━━ Extracted material ━━
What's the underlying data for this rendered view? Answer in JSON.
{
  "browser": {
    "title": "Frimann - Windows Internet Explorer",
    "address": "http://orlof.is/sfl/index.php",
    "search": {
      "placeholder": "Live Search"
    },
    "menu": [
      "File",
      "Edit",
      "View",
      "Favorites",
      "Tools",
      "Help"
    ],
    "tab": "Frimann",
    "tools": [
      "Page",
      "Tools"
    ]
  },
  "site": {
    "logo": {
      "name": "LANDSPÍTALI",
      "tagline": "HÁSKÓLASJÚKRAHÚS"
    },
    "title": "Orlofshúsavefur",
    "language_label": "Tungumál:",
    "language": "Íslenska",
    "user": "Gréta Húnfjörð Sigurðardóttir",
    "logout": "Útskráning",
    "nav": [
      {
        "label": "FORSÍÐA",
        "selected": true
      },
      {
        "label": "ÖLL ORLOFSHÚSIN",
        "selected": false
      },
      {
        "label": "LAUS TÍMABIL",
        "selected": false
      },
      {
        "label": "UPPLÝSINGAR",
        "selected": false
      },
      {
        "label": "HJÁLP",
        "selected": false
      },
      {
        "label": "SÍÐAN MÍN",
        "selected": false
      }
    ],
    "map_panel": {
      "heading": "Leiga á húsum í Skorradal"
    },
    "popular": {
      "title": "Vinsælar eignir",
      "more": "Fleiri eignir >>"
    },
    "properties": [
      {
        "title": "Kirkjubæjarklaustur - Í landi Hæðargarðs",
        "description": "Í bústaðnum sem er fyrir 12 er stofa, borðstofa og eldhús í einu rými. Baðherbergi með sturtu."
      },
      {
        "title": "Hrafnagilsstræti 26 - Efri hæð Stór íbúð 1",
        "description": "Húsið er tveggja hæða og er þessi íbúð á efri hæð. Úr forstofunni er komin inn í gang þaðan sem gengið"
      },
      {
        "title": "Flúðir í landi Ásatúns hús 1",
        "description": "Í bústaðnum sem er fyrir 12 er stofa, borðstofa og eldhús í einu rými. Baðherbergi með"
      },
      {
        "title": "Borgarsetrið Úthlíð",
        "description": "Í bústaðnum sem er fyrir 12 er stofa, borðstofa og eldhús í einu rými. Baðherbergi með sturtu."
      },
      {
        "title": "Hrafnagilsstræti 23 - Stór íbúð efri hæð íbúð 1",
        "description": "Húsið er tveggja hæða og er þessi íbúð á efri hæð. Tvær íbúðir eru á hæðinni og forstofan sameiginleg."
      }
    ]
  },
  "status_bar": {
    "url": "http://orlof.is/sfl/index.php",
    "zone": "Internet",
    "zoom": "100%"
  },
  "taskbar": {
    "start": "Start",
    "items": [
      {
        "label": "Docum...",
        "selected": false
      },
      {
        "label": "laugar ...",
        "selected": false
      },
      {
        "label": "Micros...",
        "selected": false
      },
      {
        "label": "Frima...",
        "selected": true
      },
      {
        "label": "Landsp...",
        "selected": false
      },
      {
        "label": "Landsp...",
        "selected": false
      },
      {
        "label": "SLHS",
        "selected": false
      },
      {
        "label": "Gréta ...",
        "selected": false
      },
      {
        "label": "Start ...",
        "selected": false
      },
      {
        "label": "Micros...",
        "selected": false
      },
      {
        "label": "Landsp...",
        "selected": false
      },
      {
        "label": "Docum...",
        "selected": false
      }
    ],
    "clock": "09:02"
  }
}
━━━
**Stated problem:**
In the records above, locate every line with the string "eignir" and copy it.

**Exercise answer:**
      "title": "Vinsælar eignir",
      "more": "Fleiri eignir >>"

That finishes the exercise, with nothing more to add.